» **THE TASK**: Copy out each line featuring the string "party" from the entries beneath.

(Stored items)

--------

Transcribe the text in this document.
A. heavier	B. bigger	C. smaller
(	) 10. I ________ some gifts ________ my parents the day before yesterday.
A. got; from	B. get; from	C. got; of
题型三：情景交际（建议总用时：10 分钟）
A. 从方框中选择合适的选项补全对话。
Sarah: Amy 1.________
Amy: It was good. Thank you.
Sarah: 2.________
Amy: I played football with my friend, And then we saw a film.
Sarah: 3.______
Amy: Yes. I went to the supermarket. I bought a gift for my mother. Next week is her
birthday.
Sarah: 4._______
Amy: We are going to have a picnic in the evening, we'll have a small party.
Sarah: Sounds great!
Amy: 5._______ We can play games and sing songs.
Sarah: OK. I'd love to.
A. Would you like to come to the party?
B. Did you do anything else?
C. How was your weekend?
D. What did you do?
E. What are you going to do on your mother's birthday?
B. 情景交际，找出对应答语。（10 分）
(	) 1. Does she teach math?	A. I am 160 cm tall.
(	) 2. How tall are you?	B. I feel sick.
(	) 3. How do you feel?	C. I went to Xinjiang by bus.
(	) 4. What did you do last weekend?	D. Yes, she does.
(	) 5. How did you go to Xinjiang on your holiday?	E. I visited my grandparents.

--------

» **COMPLETED TASK**:
Amy: We are going to have a picnic in the evening, we'll have a small party.
A. Would you like to come to the party?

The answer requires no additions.